For this exercise, repeat all of the material verbatim apart from its images.
--- Listed records ---
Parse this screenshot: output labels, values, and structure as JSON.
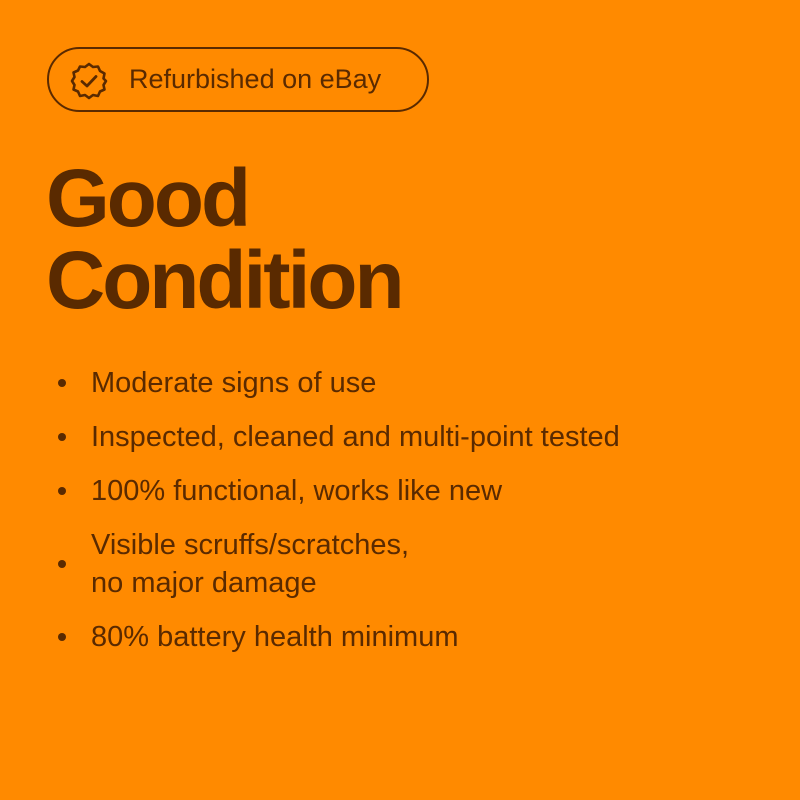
{
  "badge": {
    "label": "Refurbished on eBay",
    "icon": "verified-badge-check-icon"
  },
  "heading": {
    "line1": "Good",
    "line2": "Condition"
  },
  "bullets": [
    "Moderate signs of use",
    "Inspected, cleaned and multi-point tested",
    "100% functional, works like new",
    "Visible scruffs/scratches,\nno major damage",
    "80% battery health minimum"
  ],
  "colors": {
    "background": "#ff8a00",
    "text": "#5a2a00"
  }
}
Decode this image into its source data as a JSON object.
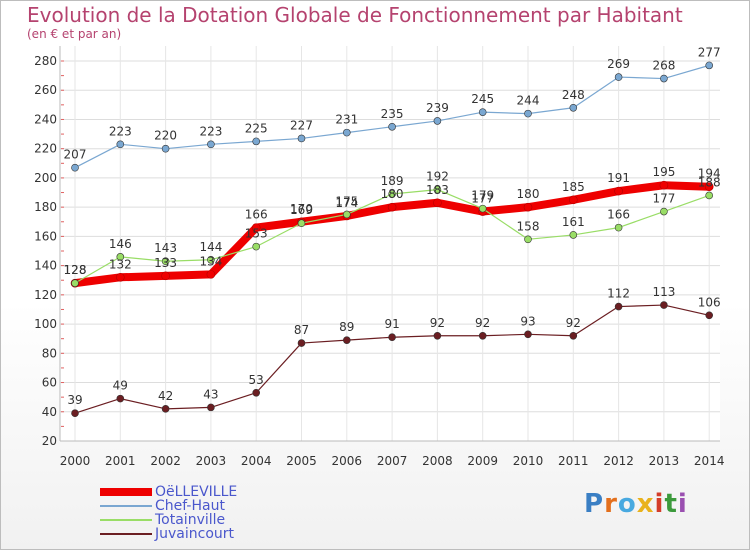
---
» **Result for this exercise**
Parse this screenshot: output labels, values, and structure as JSON.
{
  "badge": {
    "label": "Refurbished on eBay",
    "icon": "verified-badge-check-icon"
  },
  "heading": {
    "line1": "Good",
    "line2": "Condition"
  },
  "bullets": [
    "Moderate signs of use",
    "Inspected, cleaned and multi-point tested",
    "100% functional, works like new",
    "Visible scruffs/scratches,\nno major damage",
    "80% battery health minimum"
  ],
  "colors": {
    "background": "#ff8a00",
    "text": "#5a2a00"
  }
}
Decode this image into its source data as a JSON object.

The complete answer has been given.